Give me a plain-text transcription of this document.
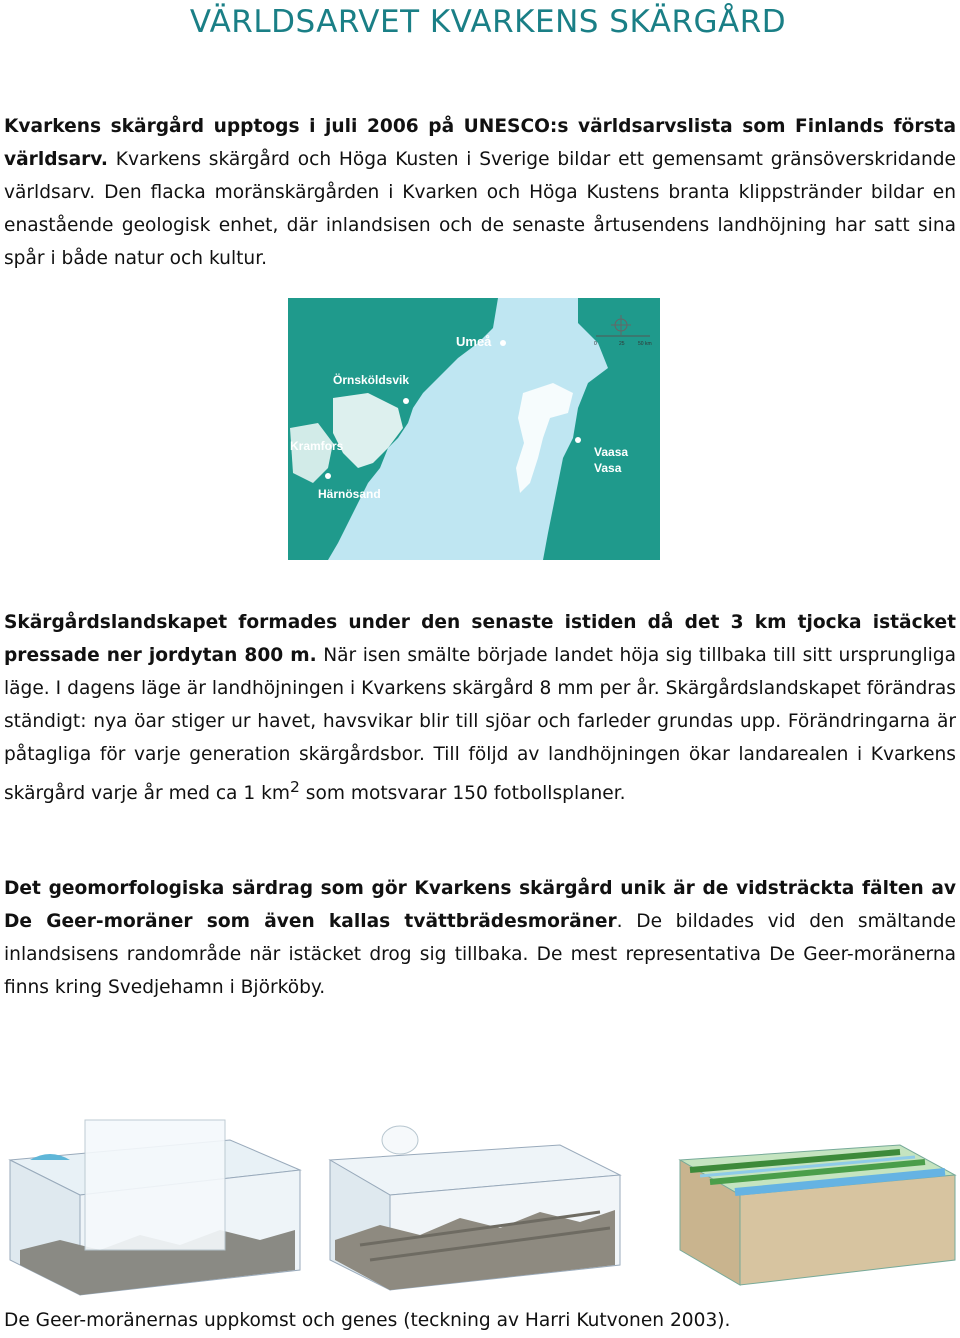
VÄRLDSARVET KVARKENS SKÄRGÅRD

Kvarkens skärgård upptogs i juli 2006 på UNESCO:s världsarvslista som Finlands första världsarv. Kvarkens skärgård och Höga Kusten i Sverige bildar ett gemensamt gränsöverskridande världsarv. Den flacka moränskärgården i Kvarken och Höga Kustens branta klippstränder bildar en enastående geologisk enhet, där inlandsisen och de senaste årtusendens landhöjning har satt sina spår i både natur och kultur.

Umeå
Örnsköldsvik
Kramfors
Härnösand
Vaasa
Vasa
0	25	50 km

Skärgårdslandskapet formades under den senaste istiden då det 3 km tjocka istäcket pressade ner jordytan 800 m. När isen smälte började landet höja sig tillbaka till sitt ursprungliga läge. I dagens läge är landhöjningen i Kvarkens skärgård 8 mm per år. Skärgårdslandskapet förändras ständigt: nya öar stiger ur havet, havsvikar blir till sjöar och farleder grundas upp. Förändringarna är påtagliga för varje generation skärgårdsbor. Till följd av landhöjningen ökar landarealen i Kvarkens skärgård varje år med ca 1 $km^2$ som motsvarar 150 fotbollsplaner.

Det geomorfologiska särdrag som gör Kvarkens skärgård unik är de vidsträckta fälten av De Geer-moräner som även kallas tvättbrädesmoräner. De bildades vid den smältande inlandsisens randområde när istäcket drog sig tillbaka. De mest representativa De Geer-moränerna finns kring Svedjehamn i Björköby.

De Geer-moränernas uppkomst och genes (teckning av Harri Kutvonen 2003).
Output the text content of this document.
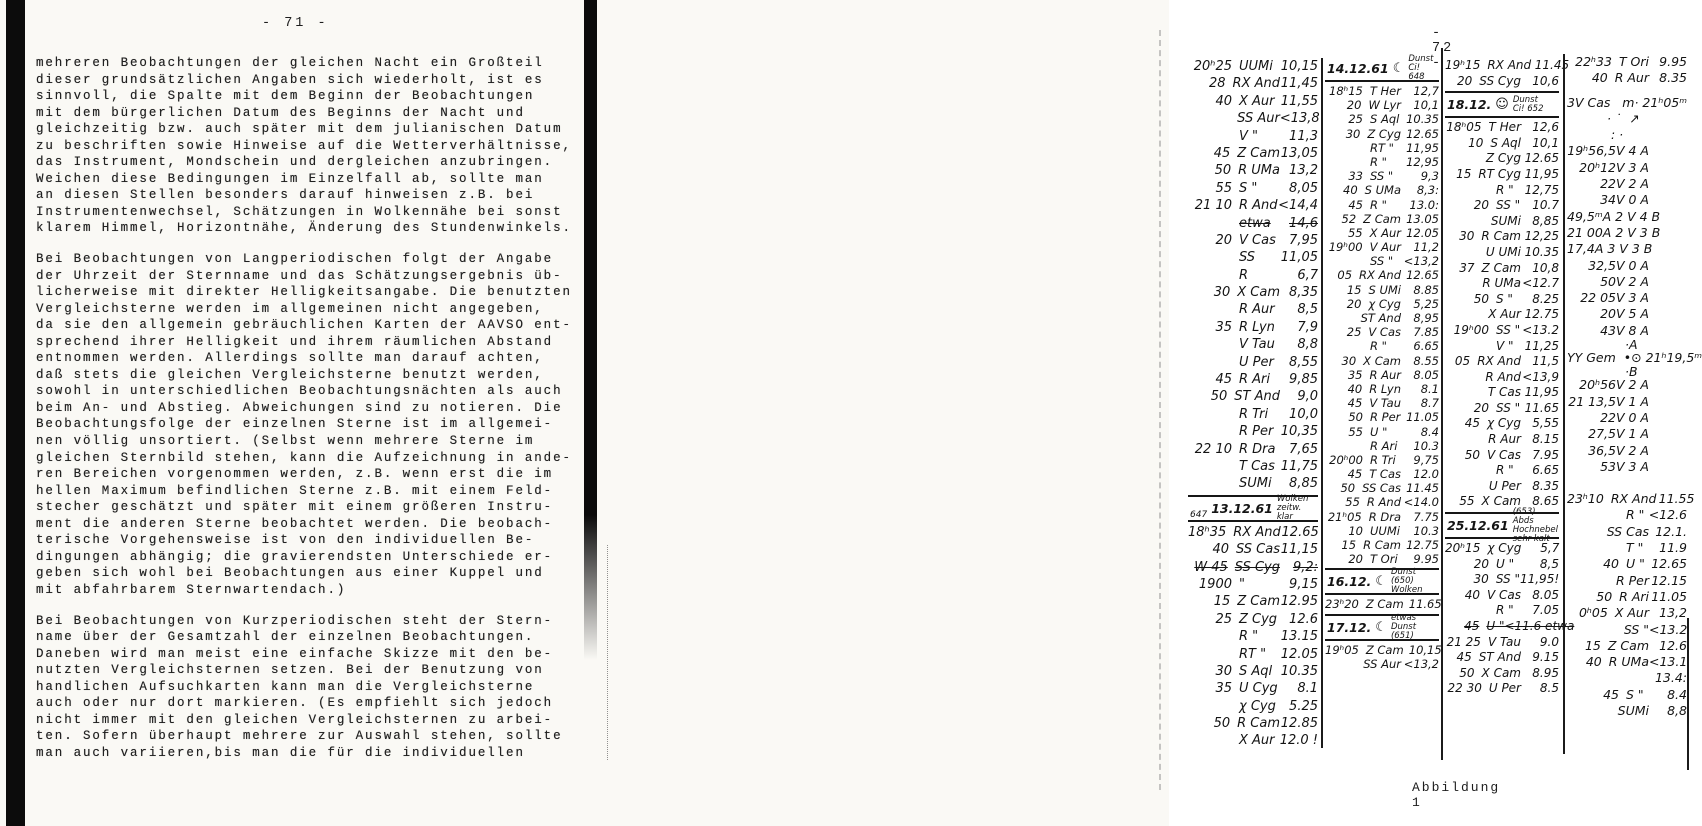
- 71 -
mehreren Beobachtungen der gleichen Nacht ein Großteil
dieser grundsätzlichen Angaben sich wiederholt, ist es
sinnvoll, die Spalte mit dem Beginn der Beobachtungen
mit dem bürgerlichen Datum des Beginns der Nacht und
gleichzeitig bzw. auch später mit dem julianischen Datum
zu beschriften sowie Hinweise auf die Wetterverhältnisse,
das Instrument, Mondschein und dergleichen anzubringen.
Weichen diese Bedingungen im Einzelfall ab, sollte man
an diesen Stellen besonders darauf hinweisen z.B. bei
Instrumentenwechsel, Schätzungen in Wolkennähe bei sonst
klarem Himmel, Horizontnähe, Änderung des Stundenwinkels.
Bei Beobachtungen von Langperiodischen folgt der Angabe
der Uhrzeit der Sternname und das Schätzungsergebnis üb-
licherweise mit direkter Helligkeitsangabe. Die benutzten
Vergleichsterne werden im allgemeinen nicht angegeben,
da sie den allgemein gebräuchlichen Karten der AAVSO ent-
sprechend ihrer Helligkeit und ihrem räumlichen Abstand
entnommen werden. Allerdings sollte man darauf achten,
daß stets die gleichen Vergleichsterne benutzt werden,
sowohl in unterschiedlichen Beobachtungsnächten als auch
beim An- und Abstieg. Abweichungen sind zu notieren. Die
Beobachtungsfolge der einzelnen Sterne ist im allgemei-
nen völlig unsortiert. (Selbst wenn mehrere Sterne im
gleichen Sternbild stehen, kann die Aufzeichnung in ande-
ren Bereichen vorgenommen werden, z.B. wenn erst die im
hellen Maximum befindlichen Sterne z.B. mit einem Feld-
stecher geschätzt und später mit einem größeren Instru-
ment die anderen Sterne beobachtet werden. Die beobach-
terische Vorgehensweise ist von den individuellen Be-
dingungen abhängig; die gravierendsten Unterschiede er-
geben sich wohl bei Beobachtungen aus einer Kuppel und
mit abfahrbarem Sternwartendach.)
Bei Beobachtungen von Kurzperiodischen steht der Stern-
name über der Gesamtzahl der einzelnen Beobachtungen.
Daneben wird man meist eine einfache Skizze mit den be-
nutzten Vergleichsternen setzen. Bei der Benutzung von
handlichen Aufsuchkarten kann man die Vergleichsterne
auch oder nur dort markieren. (Es empfiehlt sich jedoch
nicht immer mit den gleichen Vergleichsternen zu arbei-
ten. Sofern überhaupt mehrere zur Auswahl stehen, sollte
man auch variieren,bis man die für die individuellen
- 72 -
20ʰ25 UUMi 10,15
28 RX And 11,45
40 X Aur 11,55
SS Aur <13,8
V "	11,3
45 Z Cam 13,05
50 R UMa 13,2
55 S "	8,05
21 10 R And <14,4
etwa	14,6
20 V Cas	7,95
SS	11,05
R	6,7
30 X Cam 8,35
R Aur	8,5
35 R Lyn	7,9
V Tau	8,8
U Per	8,55
45 R Ari	9,85
50 ST And	9,0
R Tri	10,0
R Per 10,35
22 10 R Dra	7,65
T Cas 11,75
SUMi	8,85
647 13.12.61
Wolken
zeitw. klar
18ʰ35 RX And 12.65
40 SS Cas 11,15
W 45 SS Cyg 9,2:
1900 "	9,15
15 Z Cam 12.95
25 Z Cyg 12.6
R "	13.15
RT "	12.05
30 S Aql 10.35
35 U Cyg	8.1
χ Cyg	5.25
50 R Cam 12.85
X Aur 12.0 !
14.12.61 ☾
Dunst
Ci! 648
18ʰ15 T Her	12,7
20 W Lyr	10,1
25 S Aql 10.35
30 Z Cyg 12.65
RT "	11,95
R "	12,95
33 SS "	9,3
40 S UMa	8,3:
45 R "	13.0:
52 Z Cam 13.05
55 X Aur 12.05
19ʰ00 V Aur	11,2
SS " <13,2
05 RX And 12.65
15 S UMi	8.85
20 χ Cyg	5,25
ST And	8,95
25 V Cas	7.85
R "	6.65
30 X Cam	8.55
35 R Aur	8.05
40 R Lyn	8.1
45 V Tau	8.7
50 R Per 11.05
55 U "	8.4
R Ari	10.3
20ʰ00 R Tri	9,75
45 T Cas	12.0
50 SS Cas 11.45
55 R And <14.0
21ʰ05 R Dra	7.75
10 UUMi	10.3
15 R Cam 12.75
20 T Ori	9.95
16.12. ☾
Dunst
(650) Wolken
23ʰ20 Z Cam 11.65
17.12. ☾
etwas Dunst
(651)
19ʰ05 Z Cam 10,15
SS Aur <13,2
19ʰ15 RX And 11.45
20 SS Cyg 10,6
18.12. ☺ Dunst
Ci! 652
18ʰ05 T Her 12,6
10 S Aql 10,1
Z Cyg 12.65
15 RT Cyg 11,95
R " 12,75
20 SS "	10.7
SUMi 8,85
30 R Cam 12,25
U UMi 10.35
37 Z Cam 10,8
R UMa <12.7
50 S "	8.25
X Aur 12.75
19ʰ00 SS " <13.2
V " 11,25
05 RX And 11,5
R And <13,9
T Cas 11,95
20 SS " 11.65
45 χ Cyg 5,55
R Aur 8.15
50 V Cas 7.95
R "	6.65
U Per 8.35
55 X Cam 8.65
25.12.61
(653) Abds Hochnebel
sehr kalt
20ʰ15 χ Cyg	5,7
20 U "	8,5
30 SS " 11,95!
40 V Cas 8.05
R "	7.05
45 U " <11.6 etwa
21 25 V Tau	9.0
45 ST And 9.15
50 X Cam 8.95
22 30 U Per	8.5
22ʰ33 T Ori 9.95
40 R Aur 8.35
3V Cas   m· 21ʰ05ᵐ
· ˙  ↗
: ·
19ʰ56,5 V 4 A
20ʰ12 V 3 A
22 V 2 A
34 V 0 A
49,5ᵐ A 2 V 4 B
21 00 A 2 V 3 B
17,4 A 3 V 3 B
32,5 V 0 A
50 V 2 A
22 05 V 3 A
20 V 5 A
43 V 8 A
·A
YY Gem  •⊙ 21ʰ19,5ᵐ
·B
20ʰ56 V 2 A
21 13,5 V 1 A
22 V 0 A
27,5 V 1 A
36,5 V 2 A
53 V 3 A
23ʰ10 RX And 11.55
R " <12.6
SS Cas 12.1.
T "	11.9
40 U " 12.65
R Per 12.15
50 R Ari 11.05
0ʰ05 X Aur 13,2
SS " <13.2
15 Z Cam 12.6
40 R UMa <13.1
13.4:
45 S "	8.4
SUMi	8,8
Abbildung 1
==================================================
▶ **WHAT THIS TASK INVOLVES**:
Give the number of lines in the listing above that hold the string "senaste", with nothing else.

▶ **RESULT OF THE TASK**:
2